**** GIVEN ENTRIES
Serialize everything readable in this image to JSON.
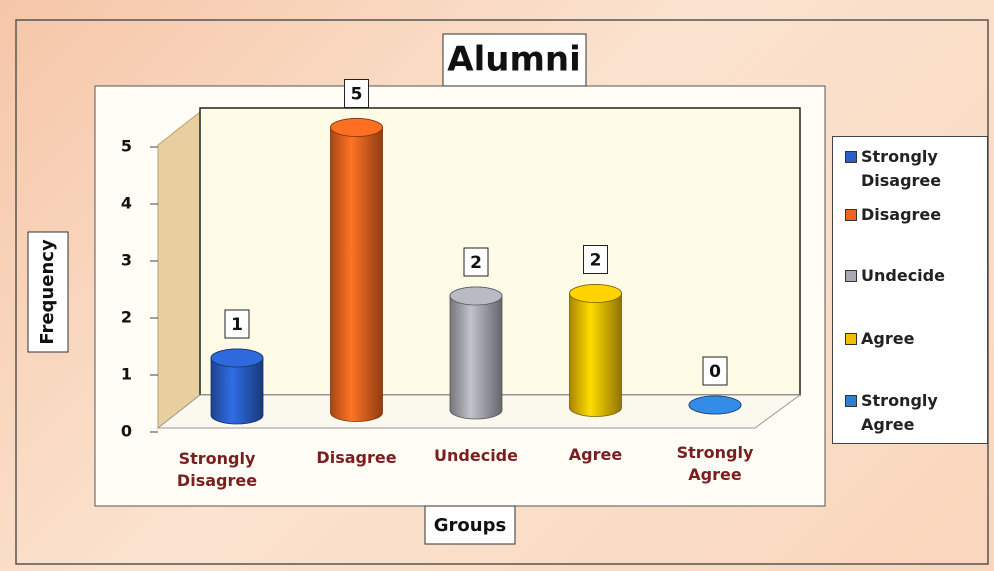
{
  "chart_data": {
    "type": "bar3d",
    "title": "Alumni",
    "categories": [
      "Strongly Disagree",
      "Disagree",
      "Undecide",
      "Agree",
      "Strongly Agree"
    ],
    "values": [
      1,
      5,
      2,
      2,
      0
    ],
    "colors": [
      "#2a5fc9",
      "#f0641e",
      "#a9a9b2",
      "#f2c000",
      "#2f7fd4"
    ],
    "ylim": [
      0,
      5
    ],
    "yticks": [
      0,
      1,
      2,
      3,
      4,
      5
    ],
    "y_label": "Frequency",
    "x_label": "Groups",
    "legend": "right"
  }
}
********
◆ EXERCISE TASK ◆
Every line is to be duplicated exactly, though pictures stay out.

◆ SOLUTION FOR THIS EXERCISE ◆
Serialize everything readable in this image to JSON.
{
  "chart_data": {
    "type": "bar3d",
    "title": "Alumni",
    "categories": [
      "Strongly Disagree",
      "Disagree",
      "Undecide",
      "Agree",
      "Strongly Agree"
    ],
    "values": [
      1,
      5,
      2,
      2,
      0
    ],
    "colors": [
      "#2a5fc9",
      "#f0641e",
      "#a9a9b2",
      "#f2c000",
      "#2f7fd4"
    ],
    "ylim": [
      0,
      5
    ],
    "yticks": [
      0,
      1,
      2,
      3,
      4,
      5
    ],
    "y_label": "Frequency",
    "x_label": "Groups",
    "legend": "right"
  }
}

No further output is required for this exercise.